--- Start of INFORMATION GIVEN ---

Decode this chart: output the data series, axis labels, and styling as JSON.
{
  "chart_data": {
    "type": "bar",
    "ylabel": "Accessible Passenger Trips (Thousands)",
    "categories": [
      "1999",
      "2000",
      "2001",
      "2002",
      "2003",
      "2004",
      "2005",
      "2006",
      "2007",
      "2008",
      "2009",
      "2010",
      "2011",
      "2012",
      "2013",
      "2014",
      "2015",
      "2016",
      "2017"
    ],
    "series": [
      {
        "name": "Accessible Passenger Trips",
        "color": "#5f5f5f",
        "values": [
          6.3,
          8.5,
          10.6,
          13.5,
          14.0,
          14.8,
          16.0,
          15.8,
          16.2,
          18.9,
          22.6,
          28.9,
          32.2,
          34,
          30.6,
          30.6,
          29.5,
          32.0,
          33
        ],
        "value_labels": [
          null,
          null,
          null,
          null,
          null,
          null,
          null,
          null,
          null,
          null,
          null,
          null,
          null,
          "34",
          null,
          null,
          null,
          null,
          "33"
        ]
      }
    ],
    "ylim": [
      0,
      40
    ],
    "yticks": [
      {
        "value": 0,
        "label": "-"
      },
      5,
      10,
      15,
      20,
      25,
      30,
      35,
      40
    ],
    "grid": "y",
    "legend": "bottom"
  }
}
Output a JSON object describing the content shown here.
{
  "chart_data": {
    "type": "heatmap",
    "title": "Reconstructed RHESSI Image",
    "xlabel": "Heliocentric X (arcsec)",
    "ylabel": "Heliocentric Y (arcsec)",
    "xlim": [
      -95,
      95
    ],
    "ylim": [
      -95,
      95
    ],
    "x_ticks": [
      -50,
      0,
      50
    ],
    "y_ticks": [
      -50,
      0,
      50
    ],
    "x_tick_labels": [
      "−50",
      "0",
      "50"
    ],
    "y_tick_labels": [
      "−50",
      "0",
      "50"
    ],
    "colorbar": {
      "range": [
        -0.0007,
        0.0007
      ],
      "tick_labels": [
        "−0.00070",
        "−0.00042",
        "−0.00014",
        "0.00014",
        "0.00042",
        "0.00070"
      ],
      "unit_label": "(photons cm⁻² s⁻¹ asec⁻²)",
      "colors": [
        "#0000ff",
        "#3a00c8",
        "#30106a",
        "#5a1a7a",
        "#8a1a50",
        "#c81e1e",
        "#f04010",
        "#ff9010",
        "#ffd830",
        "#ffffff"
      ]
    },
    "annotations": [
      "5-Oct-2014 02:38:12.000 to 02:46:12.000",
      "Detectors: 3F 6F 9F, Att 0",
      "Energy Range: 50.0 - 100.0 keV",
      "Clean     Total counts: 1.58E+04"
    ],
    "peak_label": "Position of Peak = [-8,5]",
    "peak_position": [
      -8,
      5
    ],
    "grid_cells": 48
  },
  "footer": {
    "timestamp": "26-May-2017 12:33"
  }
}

--- End of INFORMATION GIVEN ---

→ **BRIEF**: Only lines with the string "JSON" belong in your answer; copy each one.

→ **ANSWER FOR THIS EXERCISE**:
Decode this chart: output the data series, axis labels, and styling as JSON.
Output a JSON object describing the content shown here.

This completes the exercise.